----- INPUT DATA

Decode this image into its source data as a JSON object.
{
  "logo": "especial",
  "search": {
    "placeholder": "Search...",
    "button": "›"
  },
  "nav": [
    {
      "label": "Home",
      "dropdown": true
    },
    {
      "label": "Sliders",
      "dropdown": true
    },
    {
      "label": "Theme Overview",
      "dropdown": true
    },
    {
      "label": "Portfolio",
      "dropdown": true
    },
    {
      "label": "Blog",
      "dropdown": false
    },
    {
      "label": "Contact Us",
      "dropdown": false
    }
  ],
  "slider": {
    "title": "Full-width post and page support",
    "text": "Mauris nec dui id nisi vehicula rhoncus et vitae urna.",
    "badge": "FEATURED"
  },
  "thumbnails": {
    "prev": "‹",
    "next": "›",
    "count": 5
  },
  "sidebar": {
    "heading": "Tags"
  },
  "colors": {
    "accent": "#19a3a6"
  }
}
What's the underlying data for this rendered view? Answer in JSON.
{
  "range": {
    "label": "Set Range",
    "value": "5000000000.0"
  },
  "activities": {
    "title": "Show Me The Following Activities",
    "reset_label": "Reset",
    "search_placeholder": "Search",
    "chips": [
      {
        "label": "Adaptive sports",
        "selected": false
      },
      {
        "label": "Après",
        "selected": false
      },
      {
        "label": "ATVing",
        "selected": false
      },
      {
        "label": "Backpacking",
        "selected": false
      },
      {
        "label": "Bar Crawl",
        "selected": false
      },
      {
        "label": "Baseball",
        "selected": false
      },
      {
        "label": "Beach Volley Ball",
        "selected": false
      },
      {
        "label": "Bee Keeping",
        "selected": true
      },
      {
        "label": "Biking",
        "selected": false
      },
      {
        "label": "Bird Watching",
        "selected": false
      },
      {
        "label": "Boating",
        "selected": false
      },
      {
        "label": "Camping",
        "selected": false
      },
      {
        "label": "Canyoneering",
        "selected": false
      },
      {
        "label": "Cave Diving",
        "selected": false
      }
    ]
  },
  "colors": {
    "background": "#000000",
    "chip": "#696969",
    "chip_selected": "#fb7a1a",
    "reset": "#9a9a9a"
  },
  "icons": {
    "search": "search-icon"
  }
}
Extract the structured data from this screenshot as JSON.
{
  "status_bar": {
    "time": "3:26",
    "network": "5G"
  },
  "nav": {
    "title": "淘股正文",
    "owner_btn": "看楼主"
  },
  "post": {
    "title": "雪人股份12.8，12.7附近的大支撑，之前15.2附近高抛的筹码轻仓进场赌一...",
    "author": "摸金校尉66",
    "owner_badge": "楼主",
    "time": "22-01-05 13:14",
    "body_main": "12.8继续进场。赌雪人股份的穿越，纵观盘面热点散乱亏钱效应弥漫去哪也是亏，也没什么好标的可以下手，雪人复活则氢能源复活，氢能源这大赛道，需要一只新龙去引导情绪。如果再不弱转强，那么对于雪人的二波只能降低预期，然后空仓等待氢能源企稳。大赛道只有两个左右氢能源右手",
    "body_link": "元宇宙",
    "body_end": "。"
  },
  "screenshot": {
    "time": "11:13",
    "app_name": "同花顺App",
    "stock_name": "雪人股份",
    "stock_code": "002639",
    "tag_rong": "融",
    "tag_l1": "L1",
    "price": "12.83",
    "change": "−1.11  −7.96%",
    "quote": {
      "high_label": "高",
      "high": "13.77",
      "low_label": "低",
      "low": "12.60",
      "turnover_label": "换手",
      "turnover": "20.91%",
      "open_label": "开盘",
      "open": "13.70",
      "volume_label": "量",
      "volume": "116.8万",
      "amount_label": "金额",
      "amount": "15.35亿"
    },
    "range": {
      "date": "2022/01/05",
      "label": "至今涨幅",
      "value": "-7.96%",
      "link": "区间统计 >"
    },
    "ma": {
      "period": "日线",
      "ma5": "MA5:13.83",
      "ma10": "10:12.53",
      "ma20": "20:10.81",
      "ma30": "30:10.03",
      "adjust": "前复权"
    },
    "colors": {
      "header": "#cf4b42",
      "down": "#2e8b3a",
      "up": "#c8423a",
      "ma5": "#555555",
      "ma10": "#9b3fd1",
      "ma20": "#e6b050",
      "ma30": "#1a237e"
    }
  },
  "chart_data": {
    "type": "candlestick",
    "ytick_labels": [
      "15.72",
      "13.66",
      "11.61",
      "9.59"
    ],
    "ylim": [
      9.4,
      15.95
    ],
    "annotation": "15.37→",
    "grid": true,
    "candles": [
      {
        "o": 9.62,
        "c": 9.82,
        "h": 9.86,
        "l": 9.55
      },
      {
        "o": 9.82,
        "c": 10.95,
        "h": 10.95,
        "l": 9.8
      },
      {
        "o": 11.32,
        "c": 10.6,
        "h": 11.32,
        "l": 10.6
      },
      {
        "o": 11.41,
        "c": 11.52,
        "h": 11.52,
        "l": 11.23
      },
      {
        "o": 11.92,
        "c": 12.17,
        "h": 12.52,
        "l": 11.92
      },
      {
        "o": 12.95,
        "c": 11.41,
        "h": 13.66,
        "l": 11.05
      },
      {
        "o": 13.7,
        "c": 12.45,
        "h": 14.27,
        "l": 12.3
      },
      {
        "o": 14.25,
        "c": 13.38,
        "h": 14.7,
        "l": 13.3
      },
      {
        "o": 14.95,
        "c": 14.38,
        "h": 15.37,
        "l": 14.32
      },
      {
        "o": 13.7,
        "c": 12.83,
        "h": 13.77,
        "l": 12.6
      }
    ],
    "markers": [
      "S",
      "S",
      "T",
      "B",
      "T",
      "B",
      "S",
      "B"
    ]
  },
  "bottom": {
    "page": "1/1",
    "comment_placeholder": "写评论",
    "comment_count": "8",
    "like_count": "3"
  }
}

----------

_JOB_
Go through the records above and set each one down exactly, please.

_FULL SOLUTION_
Decode this image into its source data as a JSON object.
{
  "logo": "especial",
  "search": {
    "placeholder": "Search...",
    "button": "›"
  },
  "nav": [
    {
      "label": "Home",
      "dropdown": true
    },
    {
      "label": "Sliders",
      "dropdown": true
    },
    {
      "label": "Theme Overview",
      "dropdown": true
    },
    {
      "label": "Portfolio",
      "dropdown": true
    },
    {
      "label": "Blog",
      "dropdown": false
    },
    {
      "label": "Contact Us",
      "dropdown": false
    }
  ],
  "slider": {
    "title": "Full-width post and page support",
    "text": "Mauris nec dui id nisi vehicula rhoncus et vitae urna.",
    "badge": "FEATURED"
  },
  "thumbnails": {
    "prev": "‹",
    "next": "›",
    "count": 5
  },
  "sidebar": {
    "heading": "Tags"
  },
  "colors": {
    "accent": "#19a3a6"
  }
}
What's the underlying data for this rendered view? Answer in JSON.
{
  "range": {
    "label": "Set Range",
    "value": "5000000000.0"
  },
  "activities": {
    "title": "Show Me The Following Activities",
    "reset_label": "Reset",
    "search_placeholder": "Search",
    "chips": [
      {
        "label": "Adaptive sports",
        "selected": false
      },
      {
        "label": "Après",
        "selected": false
      },
      {
        "label": "ATVing",
        "selected": false
      },
      {
        "label": "Backpacking",
        "selected": false
      },
      {
        "label": "Bar Crawl",
        "selected": false
      },
      {
        "label": "Baseball",
        "selected": false
      },
      {
        "label": "Beach Volley Ball",
        "selected": false
      },
      {
        "label": "Bee Keeping",
        "selected": true
      },
      {
        "label": "Biking",
        "selected": false
      },
      {
        "label": "Bird Watching",
        "selected": false
      },
      {
        "label": "Boating",
        "selected": false
      },
      {
        "label": "Camping",
        "selected": false
      },
      {
        "label": "Canyoneering",
        "selected": false
      },
      {
        "label": "Cave Diving",
        "selected": false
      }
    ]
  },
  "colors": {
    "background": "#000000",
    "chip": "#696969",
    "chip_selected": "#fb7a1a",
    "reset": "#9a9a9a"
  },
  "icons": {
    "search": "search-icon"
  }
}
Extract the structured data from this screenshot as JSON.
{
  "status_bar": {
    "time": "3:26",
    "network": "5G"
  },
  "nav": {
    "title": "淘股正文",
    "owner_btn": "看楼主"
  },
  "post": {
    "title": "雪人股份12.8，12.7附近的大支撑，之前15.2附近高抛的筹码轻仓进场赌一...",
    "author": "摸金校尉66",
    "owner_badge": "楼主",
    "time": "22-01-05 13:14",
    "body_main": "12.8继续进场。赌雪人股份的穿越，纵观盘面热点散乱亏钱效应弥漫去哪也是亏，也没什么好标的可以下手，雪人复活则氢能源复活，氢能源这大赛道，需要一只新龙去引导情绪。如果再不弱转强，那么对于雪人的二波只能降低预期，然后空仓等待氢能源企稳。大赛道只有两个左右氢能源右手",
    "body_link": "元宇宙",
    "body_end": "。"
  },
  "screenshot": {
    "time": "11:13",
    "app_name": "同花顺App",
    "stock_name": "雪人股份",
    "stock_code": "002639",
    "tag_rong": "融",
    "tag_l1": "L1",
    "price": "12.83",
    "change": "−1.11  −7.96%",
    "quote": {
      "high_label": "高",
      "high": "13.77",
      "low_label": "低",
      "low": "12.60",
      "turnover_label": "换手",
      "turnover": "20.91%",
      "open_label": "开盘",
      "open": "13.70",
      "volume_label": "量",
      "volume": "116.8万",
      "amount_label": "金额",
      "amount": "15.35亿"
    },
    "range": {
      "date": "2022/01/05",
      "label": "至今涨幅",
      "value": "-7.96%",
      "link": "区间统计 >"
    },
    "ma": {
      "period": "日线",
      "ma5": "MA5:13.83",
      "ma10": "10:12.53",
      "ma20": "20:10.81",
      "ma30": "30:10.03",
      "adjust": "前复权"
    },
    "colors": {
      "header": "#cf4b42",
      "down": "#2e8b3a",
      "up": "#c8423a",
      "ma5": "#555555",
      "ma10": "#9b3fd1",
      "ma20": "#e6b050",
      "ma30": "#1a237e"
    }
  },
  "chart_data": {
    "type": "candlestick",
    "ytick_labels": [
      "15.72",
      "13.66",
      "11.61",
      "9.59"
    ],
    "ylim": [
      9.4,
      15.95
    ],
    "annotation": "15.37→",
    "grid": true,
    "candles": [
      {
        "o": 9.62,
        "c": 9.82,
        "h": 9.86,
        "l": 9.55
      },
      {
        "o": 9.82,
        "c": 10.95,
        "h": 10.95,
        "l": 9.8
      },
      {
        "o": 11.32,
        "c": 10.6,
        "h": 11.32,
        "l": 10.6
      },
      {
        "o": 11.41,
        "c": 11.52,
        "h": 11.52,
        "l": 11.23
      },
      {
        "o": 11.92,
        "c": 12.17,
        "h": 12.52,
        "l": 11.92
      },
      {
        "o": 12.95,
        "c": 11.41,
        "h": 13.66,
        "l": 11.05
      },
      {
        "o": 13.7,
        "c": 12.45,
        "h": 14.27,
        "l": 12.3
      },
      {
        "o": 14.25,
        "c": 13.38,
        "h": 14.7,
        "l": 13.3
      },
      {
        "o": 14.95,
        "c": 14.38,
        "h": 15.37,
        "l": 14.32
      },
      {
        "o": 13.7,
        "c": 12.83,
        "h": 13.77,
        "l": 12.6
      }
    ],
    "markers": [
      "S",
      "S",
      "T",
      "B",
      "T",
      "B",
      "S",
      "B"
    ]
  },
  "bottom": {
    "page": "1/1",
    "comment_placeholder": "写评论",
    "comment_count": "8",
    "like_count": "3"
  }
}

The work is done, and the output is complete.